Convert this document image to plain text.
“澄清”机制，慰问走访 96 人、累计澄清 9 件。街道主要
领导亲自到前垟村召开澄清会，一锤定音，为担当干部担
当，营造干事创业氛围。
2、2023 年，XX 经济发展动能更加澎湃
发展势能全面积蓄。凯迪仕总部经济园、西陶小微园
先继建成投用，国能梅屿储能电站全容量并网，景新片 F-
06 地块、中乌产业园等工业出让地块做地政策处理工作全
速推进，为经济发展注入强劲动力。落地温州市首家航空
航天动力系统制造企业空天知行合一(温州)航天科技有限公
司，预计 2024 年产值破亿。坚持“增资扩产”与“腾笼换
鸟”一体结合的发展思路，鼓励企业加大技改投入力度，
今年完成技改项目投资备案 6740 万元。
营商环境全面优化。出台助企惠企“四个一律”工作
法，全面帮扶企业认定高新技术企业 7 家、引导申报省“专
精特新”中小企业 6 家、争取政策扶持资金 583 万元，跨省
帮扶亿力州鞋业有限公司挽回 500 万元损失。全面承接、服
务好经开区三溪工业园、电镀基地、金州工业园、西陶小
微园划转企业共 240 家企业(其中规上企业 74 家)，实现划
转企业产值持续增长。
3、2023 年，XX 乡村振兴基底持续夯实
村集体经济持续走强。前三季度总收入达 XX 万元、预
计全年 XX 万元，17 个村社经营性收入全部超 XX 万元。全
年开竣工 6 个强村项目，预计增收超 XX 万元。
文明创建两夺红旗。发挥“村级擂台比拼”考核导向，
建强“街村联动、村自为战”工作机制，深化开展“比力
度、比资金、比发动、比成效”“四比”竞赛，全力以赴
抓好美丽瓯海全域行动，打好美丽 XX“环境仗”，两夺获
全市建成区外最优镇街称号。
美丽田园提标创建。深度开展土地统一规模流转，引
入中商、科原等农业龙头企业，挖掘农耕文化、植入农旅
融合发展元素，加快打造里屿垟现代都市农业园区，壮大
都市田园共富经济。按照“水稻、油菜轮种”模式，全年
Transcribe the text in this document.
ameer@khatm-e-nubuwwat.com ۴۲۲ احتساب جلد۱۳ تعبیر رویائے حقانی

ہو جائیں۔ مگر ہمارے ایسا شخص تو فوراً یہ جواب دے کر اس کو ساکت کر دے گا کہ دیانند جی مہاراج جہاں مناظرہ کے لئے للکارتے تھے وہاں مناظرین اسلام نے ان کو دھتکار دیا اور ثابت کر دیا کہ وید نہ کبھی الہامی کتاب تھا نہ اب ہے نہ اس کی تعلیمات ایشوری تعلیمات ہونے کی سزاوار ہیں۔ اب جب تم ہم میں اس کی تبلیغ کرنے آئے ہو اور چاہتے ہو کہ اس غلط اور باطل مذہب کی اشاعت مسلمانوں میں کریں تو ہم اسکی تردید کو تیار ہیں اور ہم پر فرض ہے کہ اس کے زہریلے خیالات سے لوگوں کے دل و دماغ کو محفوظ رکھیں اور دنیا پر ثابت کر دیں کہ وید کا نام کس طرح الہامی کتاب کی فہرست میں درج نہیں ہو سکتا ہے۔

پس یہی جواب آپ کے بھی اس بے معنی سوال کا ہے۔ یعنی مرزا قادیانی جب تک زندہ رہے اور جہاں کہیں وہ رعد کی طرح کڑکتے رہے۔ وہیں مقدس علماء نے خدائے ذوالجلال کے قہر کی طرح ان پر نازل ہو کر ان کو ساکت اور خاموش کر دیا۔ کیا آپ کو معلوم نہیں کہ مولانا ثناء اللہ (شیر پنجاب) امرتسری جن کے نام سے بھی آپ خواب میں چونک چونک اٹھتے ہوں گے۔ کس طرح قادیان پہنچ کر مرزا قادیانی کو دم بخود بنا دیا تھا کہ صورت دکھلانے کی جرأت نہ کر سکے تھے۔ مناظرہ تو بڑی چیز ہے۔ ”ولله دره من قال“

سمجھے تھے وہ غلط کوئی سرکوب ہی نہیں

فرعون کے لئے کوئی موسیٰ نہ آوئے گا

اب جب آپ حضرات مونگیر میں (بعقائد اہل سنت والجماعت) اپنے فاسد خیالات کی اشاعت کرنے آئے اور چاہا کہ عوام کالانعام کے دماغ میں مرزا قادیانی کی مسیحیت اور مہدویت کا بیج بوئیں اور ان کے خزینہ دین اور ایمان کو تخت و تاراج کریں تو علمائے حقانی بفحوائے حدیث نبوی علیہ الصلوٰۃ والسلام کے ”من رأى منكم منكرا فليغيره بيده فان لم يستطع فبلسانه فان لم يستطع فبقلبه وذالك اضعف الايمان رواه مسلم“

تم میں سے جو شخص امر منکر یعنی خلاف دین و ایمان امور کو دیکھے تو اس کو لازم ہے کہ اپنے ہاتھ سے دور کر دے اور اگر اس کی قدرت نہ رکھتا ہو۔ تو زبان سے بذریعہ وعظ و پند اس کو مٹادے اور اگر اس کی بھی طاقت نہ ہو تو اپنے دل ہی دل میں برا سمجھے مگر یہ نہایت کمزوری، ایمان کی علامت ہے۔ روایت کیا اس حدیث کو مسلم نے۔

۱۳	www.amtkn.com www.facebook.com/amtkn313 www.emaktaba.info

○ ○ ○

The string "document" may appear in lines of the listing above; tally those lines and give the number only.

• _Full output_
2